Look through the data below. Pick out the lines holding the string "JSON".

════

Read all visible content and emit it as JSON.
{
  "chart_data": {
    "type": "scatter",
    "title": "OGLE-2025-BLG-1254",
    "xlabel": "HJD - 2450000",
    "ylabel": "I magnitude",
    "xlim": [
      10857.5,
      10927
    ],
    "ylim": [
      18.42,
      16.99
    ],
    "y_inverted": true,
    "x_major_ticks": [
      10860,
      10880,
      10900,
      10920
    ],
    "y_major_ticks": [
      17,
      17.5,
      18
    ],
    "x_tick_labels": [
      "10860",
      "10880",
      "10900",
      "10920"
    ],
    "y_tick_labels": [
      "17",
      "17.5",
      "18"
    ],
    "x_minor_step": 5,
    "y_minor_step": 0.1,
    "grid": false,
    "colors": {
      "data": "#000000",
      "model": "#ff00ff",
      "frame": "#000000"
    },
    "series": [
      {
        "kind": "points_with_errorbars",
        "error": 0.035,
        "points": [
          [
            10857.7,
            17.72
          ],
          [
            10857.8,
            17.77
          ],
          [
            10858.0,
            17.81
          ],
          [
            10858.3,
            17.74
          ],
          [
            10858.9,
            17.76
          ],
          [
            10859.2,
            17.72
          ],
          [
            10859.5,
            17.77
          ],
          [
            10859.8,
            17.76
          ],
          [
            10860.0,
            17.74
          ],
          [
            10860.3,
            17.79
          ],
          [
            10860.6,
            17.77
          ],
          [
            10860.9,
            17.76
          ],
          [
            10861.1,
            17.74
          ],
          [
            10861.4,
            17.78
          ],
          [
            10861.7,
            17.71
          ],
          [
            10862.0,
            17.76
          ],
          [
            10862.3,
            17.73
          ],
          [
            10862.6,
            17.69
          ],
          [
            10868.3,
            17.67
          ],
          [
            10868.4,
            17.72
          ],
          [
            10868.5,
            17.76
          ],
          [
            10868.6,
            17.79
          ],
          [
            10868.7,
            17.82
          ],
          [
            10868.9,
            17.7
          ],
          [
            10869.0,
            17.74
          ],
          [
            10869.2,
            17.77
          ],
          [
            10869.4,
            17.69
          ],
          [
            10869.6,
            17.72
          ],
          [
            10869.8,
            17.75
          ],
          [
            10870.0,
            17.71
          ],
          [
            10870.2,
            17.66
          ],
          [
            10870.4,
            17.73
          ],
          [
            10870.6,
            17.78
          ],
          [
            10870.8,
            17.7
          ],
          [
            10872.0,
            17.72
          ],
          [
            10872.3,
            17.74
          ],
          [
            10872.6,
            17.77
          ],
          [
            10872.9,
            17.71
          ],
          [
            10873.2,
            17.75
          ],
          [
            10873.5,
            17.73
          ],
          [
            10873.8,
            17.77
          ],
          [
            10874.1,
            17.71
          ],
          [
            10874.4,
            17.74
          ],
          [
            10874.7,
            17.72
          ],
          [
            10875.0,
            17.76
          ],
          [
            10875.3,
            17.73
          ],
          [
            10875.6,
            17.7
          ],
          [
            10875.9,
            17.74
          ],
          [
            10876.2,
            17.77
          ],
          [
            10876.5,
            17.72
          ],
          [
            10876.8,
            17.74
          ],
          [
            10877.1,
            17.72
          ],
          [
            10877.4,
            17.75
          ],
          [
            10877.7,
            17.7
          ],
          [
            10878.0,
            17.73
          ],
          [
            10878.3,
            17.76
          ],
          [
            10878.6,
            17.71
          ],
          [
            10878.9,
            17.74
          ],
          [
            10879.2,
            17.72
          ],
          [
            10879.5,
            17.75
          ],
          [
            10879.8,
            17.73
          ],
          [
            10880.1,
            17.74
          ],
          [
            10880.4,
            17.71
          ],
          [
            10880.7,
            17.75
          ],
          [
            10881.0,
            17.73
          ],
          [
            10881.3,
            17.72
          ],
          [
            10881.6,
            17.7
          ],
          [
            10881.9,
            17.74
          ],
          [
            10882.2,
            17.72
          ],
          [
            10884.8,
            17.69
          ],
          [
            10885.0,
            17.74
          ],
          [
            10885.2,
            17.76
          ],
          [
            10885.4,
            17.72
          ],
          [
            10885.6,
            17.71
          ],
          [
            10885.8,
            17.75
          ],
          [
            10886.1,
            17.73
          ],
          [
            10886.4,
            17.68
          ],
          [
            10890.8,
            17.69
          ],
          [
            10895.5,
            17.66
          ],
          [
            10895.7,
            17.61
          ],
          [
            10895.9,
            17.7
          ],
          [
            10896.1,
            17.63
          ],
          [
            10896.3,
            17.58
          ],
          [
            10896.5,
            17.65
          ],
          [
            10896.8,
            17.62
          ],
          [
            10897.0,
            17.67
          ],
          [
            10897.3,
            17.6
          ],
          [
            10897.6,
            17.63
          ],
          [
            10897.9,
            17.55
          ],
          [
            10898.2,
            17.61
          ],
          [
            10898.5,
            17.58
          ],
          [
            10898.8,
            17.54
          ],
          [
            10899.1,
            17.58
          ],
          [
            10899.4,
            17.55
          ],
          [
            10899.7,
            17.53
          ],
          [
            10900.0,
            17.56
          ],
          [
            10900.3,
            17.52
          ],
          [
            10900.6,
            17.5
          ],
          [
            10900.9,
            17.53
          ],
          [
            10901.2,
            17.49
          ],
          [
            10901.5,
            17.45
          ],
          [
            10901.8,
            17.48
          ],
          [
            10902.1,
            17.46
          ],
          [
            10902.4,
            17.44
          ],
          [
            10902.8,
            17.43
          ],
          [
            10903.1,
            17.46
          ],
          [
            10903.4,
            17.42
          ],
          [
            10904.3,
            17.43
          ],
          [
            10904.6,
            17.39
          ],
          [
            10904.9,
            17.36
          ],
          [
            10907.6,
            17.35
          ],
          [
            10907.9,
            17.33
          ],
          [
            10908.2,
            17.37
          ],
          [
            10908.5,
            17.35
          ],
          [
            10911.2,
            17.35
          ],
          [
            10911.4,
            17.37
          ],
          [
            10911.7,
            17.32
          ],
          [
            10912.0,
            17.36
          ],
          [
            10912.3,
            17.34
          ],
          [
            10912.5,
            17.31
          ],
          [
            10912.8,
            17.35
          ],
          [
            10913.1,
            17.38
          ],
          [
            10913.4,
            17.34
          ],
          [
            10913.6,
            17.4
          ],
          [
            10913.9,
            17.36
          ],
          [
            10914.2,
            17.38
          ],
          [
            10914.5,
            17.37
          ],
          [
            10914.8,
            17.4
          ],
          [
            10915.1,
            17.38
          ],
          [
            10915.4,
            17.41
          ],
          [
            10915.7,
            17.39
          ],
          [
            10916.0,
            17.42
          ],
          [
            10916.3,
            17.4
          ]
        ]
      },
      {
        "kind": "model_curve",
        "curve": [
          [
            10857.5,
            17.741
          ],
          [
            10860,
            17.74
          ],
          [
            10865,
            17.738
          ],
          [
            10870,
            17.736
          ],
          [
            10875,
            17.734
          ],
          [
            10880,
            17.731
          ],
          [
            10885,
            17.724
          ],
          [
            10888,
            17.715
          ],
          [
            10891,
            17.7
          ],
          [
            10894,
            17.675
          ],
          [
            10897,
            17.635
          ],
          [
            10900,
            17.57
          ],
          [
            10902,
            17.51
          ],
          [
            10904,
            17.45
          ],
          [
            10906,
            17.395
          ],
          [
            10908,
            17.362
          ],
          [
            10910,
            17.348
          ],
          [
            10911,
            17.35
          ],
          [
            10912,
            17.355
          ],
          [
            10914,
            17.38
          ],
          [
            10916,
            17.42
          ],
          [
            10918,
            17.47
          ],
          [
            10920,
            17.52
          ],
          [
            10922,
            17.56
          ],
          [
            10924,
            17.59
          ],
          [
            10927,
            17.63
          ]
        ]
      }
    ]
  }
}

════

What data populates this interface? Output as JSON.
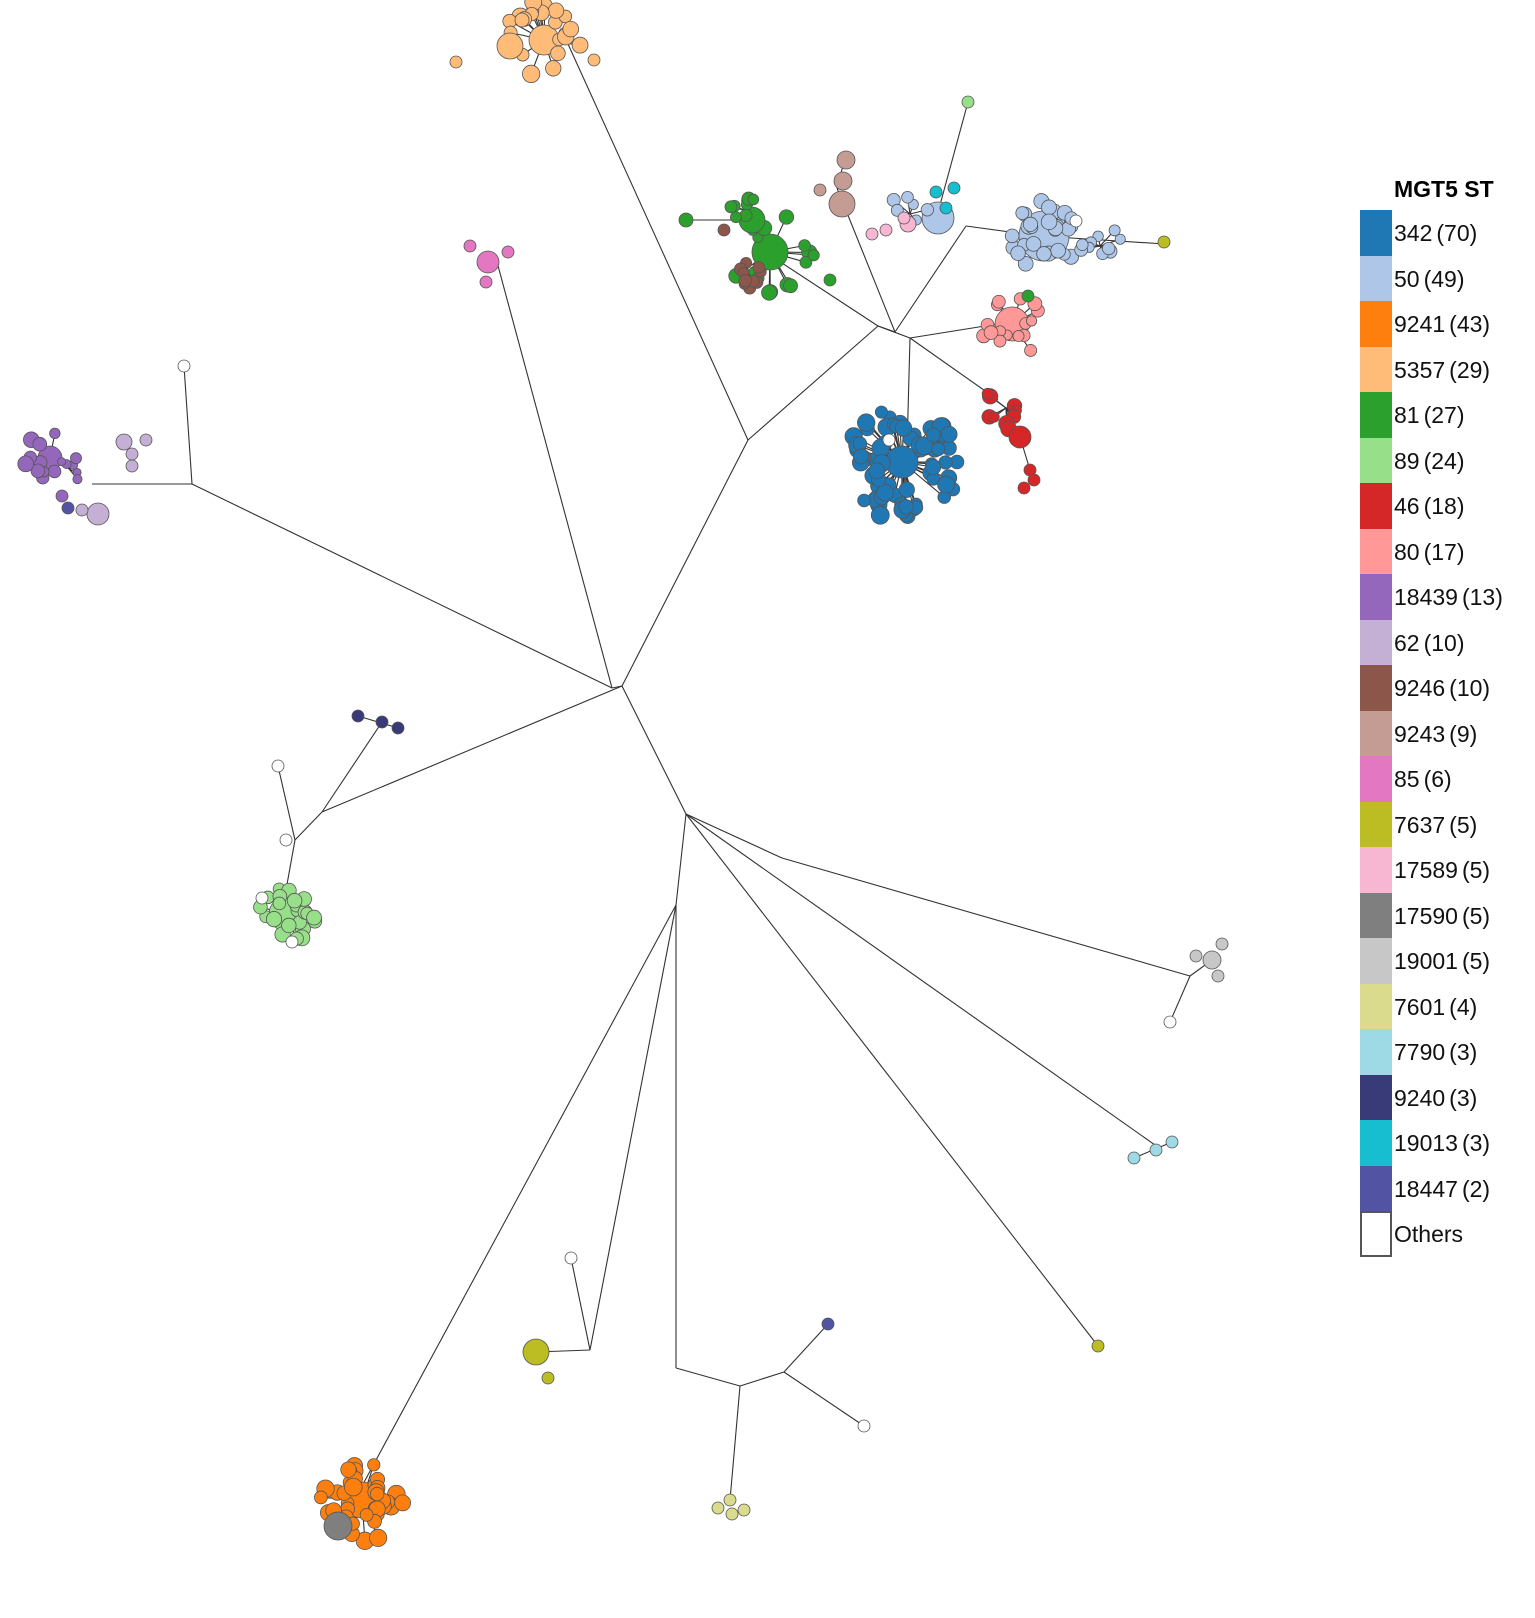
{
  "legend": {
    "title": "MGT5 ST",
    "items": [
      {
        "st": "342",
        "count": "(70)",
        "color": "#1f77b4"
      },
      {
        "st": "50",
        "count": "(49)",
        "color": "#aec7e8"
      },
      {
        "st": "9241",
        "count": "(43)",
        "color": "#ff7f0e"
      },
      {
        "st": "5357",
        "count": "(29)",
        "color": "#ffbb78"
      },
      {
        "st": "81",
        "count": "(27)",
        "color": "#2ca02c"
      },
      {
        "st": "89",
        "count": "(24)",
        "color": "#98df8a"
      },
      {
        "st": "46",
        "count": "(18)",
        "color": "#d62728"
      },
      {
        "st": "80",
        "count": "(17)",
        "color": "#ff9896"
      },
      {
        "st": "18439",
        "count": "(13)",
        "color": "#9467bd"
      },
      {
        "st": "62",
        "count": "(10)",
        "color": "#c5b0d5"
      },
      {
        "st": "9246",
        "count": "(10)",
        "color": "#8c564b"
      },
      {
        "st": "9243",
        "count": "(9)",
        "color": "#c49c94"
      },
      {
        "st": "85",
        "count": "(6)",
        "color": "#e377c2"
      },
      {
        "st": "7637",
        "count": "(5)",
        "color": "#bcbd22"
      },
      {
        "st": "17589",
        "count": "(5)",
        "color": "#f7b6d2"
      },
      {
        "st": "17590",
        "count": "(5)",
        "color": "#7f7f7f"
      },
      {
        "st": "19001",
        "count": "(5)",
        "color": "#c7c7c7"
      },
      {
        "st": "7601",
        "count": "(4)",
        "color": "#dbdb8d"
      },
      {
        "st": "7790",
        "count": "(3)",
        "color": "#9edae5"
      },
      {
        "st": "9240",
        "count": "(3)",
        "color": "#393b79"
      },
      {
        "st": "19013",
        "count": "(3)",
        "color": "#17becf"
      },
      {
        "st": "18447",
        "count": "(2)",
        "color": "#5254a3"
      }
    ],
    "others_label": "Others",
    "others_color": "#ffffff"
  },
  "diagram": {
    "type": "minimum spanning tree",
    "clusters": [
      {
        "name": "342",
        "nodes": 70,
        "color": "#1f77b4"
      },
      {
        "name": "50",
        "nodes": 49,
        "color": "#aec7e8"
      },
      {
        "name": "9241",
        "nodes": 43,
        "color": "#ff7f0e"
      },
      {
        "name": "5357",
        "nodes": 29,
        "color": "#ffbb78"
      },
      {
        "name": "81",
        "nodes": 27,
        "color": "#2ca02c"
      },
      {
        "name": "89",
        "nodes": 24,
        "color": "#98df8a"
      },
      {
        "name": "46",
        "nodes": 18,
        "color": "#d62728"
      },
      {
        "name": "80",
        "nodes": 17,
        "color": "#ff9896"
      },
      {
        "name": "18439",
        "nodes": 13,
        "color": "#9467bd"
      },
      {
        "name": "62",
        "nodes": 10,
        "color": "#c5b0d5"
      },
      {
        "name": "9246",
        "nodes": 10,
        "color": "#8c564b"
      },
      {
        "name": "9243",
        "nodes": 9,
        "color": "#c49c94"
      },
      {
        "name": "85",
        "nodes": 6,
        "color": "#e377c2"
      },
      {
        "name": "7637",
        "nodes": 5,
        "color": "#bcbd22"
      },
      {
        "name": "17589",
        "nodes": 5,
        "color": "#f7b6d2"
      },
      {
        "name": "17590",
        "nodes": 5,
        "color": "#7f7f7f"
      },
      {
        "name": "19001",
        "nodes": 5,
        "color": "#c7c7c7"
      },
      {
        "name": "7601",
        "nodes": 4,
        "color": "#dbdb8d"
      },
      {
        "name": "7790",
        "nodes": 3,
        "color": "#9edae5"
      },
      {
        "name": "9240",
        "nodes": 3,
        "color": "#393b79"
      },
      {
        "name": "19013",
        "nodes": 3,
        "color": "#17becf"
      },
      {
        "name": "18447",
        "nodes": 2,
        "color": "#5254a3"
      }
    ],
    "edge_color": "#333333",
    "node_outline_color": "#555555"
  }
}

════

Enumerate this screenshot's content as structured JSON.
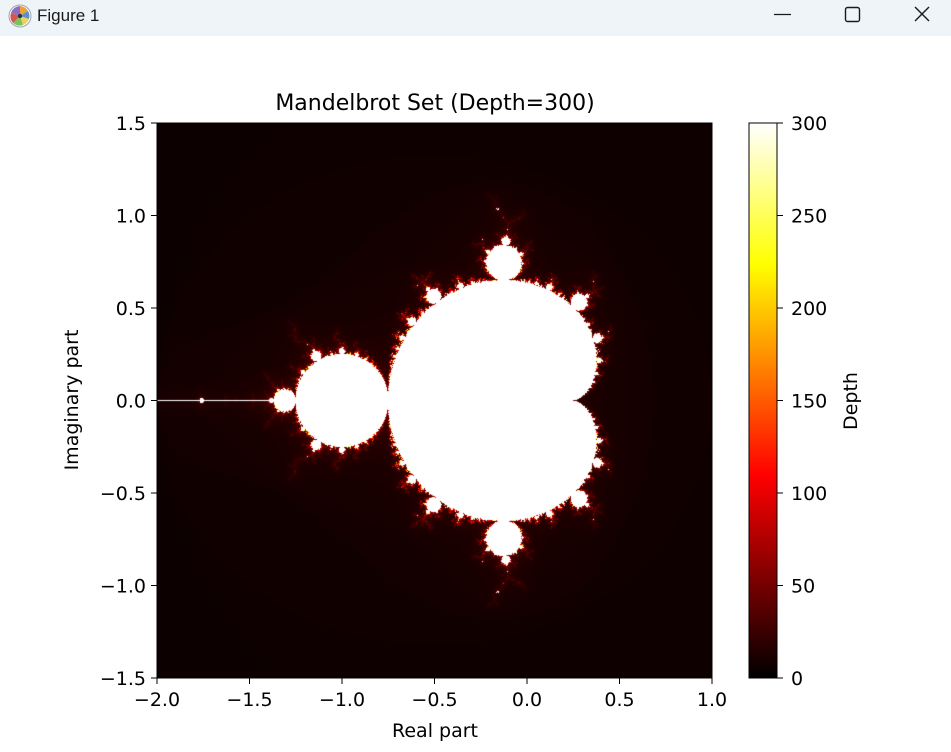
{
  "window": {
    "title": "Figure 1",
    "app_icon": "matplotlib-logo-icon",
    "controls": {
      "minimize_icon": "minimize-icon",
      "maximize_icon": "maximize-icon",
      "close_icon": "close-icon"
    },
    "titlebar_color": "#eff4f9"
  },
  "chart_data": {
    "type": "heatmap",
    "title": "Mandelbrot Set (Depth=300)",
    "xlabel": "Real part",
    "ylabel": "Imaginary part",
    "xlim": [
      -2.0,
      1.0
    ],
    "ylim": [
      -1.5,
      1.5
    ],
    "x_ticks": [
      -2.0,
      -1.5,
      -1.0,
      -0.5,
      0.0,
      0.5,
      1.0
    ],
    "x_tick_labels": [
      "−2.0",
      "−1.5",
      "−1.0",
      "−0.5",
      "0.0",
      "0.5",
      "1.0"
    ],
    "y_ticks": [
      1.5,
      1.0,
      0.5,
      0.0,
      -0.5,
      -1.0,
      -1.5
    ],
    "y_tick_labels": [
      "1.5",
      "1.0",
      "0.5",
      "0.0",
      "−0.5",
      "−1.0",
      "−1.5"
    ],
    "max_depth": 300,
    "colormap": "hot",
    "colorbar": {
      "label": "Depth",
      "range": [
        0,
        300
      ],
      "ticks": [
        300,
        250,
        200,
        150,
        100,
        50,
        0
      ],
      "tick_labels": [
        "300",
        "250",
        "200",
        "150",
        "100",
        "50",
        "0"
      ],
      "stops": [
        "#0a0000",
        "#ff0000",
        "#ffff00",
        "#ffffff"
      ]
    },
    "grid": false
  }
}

════

> **ANSWER TO THIS TASK**
Read all visible content and emit it as JSON.
What data populates this interface? Output as JSON.
Enumerate this screenshot's content as structured JSON.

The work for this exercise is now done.